* [Exercise task]: Transcribe the entries below exactly; leave every image out.

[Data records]
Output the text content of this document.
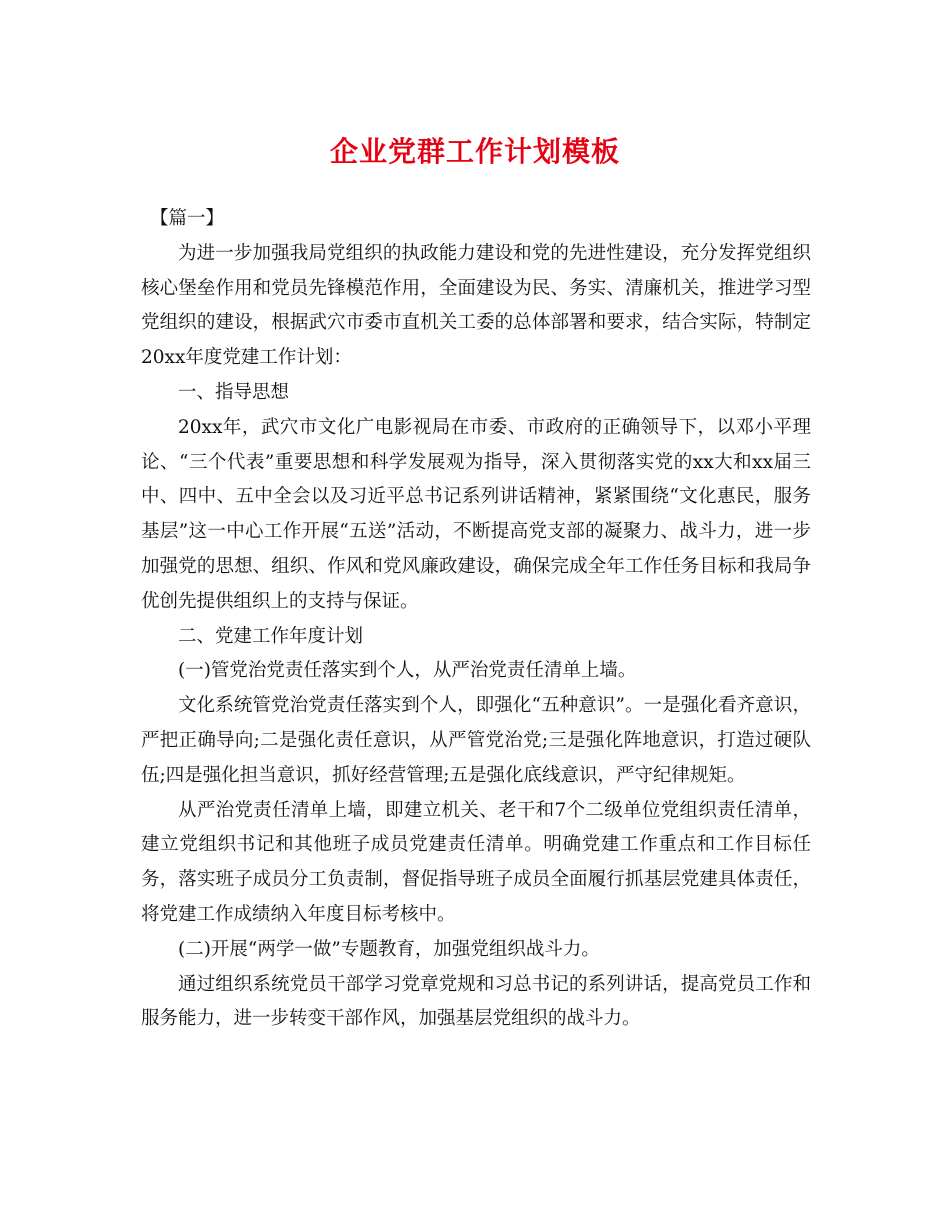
企业党群工作计划模板

【篇一】

为进一步加强我局党组织的执政能力建设和党的先进性建设，充分发挥党组织核心堡垒作用和党员先锋模范作用，全面建设为民、务实、清廉机关，推进学习型党组织的建设，根据武穴市委市直机关工委的总体部署和要求，结合实际，特制定20xx年度党建工作计划：

一、指导思想

20xx年，武穴市文化广电影视局在市委、市政府的正确领导下，以邓小平理论、“三个代表”重要思想和科学发展观为指导，深入贯彻落实党的xx大和xx届三中、四中、五中全会以及习近平总书记系列讲话精神，紧紧围绕“文化惠民，服务基层”这一中心工作开展“五送”活动，不断提高党支部的凝聚力、战斗力，进一步加强党的思想、组织、作风和党风廉政建设，确保完成全年工作任务目标和我局争优创先提供组织上的支持与保证。

二、党建工作年度计划

(一)管党治党责任落实到个人，从严治党责任清单上墙。

文化系统管党治党责任落实到个人，即强化“五种意识”。一是强化看齐意识，严把正确导向;二是强化责任意识，从严管党治党;三是强化阵地意识，打造过硬队伍;四是强化担当意识，抓好经营管理;五是强化底线意识，严守纪律规矩。

从严治党责任清单上墙，即建立机关、老干和7个二级单位党组织责任清单，建立党组织书记和其他班子成员党建责任清单。明确党建工作重点和工作目标任务，落实班子成员分工负责制，督促指导班子成员全面履行抓基层党建具体责任，将党建工作成绩纳入年度目标考核中。

(二)开展“两学一做”专题教育，加强党组织战斗力。

通过组织系统党员干部学习党章党规和习总书记的系列讲话，提高党员工作和服务能力，进一步转变干部作风，加强基层党组织的战斗力。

* [Exercise response]:
Output the text content of this document.
企业党群工作计划模板

【篇一】

为进一步加强我局党组织的执政能力建设和党的先进性建设，充分发挥党组织核心堡垒作用和党员先锋模范作用，全面建设为民、务实、清廉机关，推进学习型党组织的建设，根据武穴市委市直机关工委的总体部署和要求，结合实际，特制定20xx年度党建工作计划：

一、指导思想

20xx年，武穴市文化广电影视局在市委、市政府的正确领导下，以邓小平理论、“三个代表”重要思想和科学发展观为指导，深入贯彻落实党的xx大和xx届三中、四中、五中全会以及习近平总书记系列讲话精神，紧紧围绕“文化惠民，服务基层”这一中心工作开展“五送”活动，不断提高党支部的凝聚力、战斗力，进一步加强党的思想、组织、作风和党风廉政建设，确保完成全年工作任务目标和我局争优创先提供组织上的支持与保证。

二、党建工作年度计划

(一)管党治党责任落实到个人，从严治党责任清单上墙。

文化系统管党治党责任落实到个人，即强化“五种意识”。一是强化看齐意识，严把正确导向;二是强化责任意识，从严管党治党;三是强化阵地意识，打造过硬队伍;四是强化担当意识，抓好经营管理;五是强化底线意识，严守纪律规矩。

从严治党责任清单上墙，即建立机关、老干和7个二级单位党组织责任清单，建立党组织书记和其他班子成员党建责任清单。明确党建工作重点和工作目标任务，落实班子成员分工负责制，督促指导班子成员全面履行抓基层党建具体责任，将党建工作成绩纳入年度目标考核中。

(二)开展“两学一做”专题教育，加强党组织战斗力。

通过组织系统党员干部学习党章党规和习总书记的系列讲话，提高党员工作和服务能力，进一步转变干部作风，加强基层党组织的战斗力。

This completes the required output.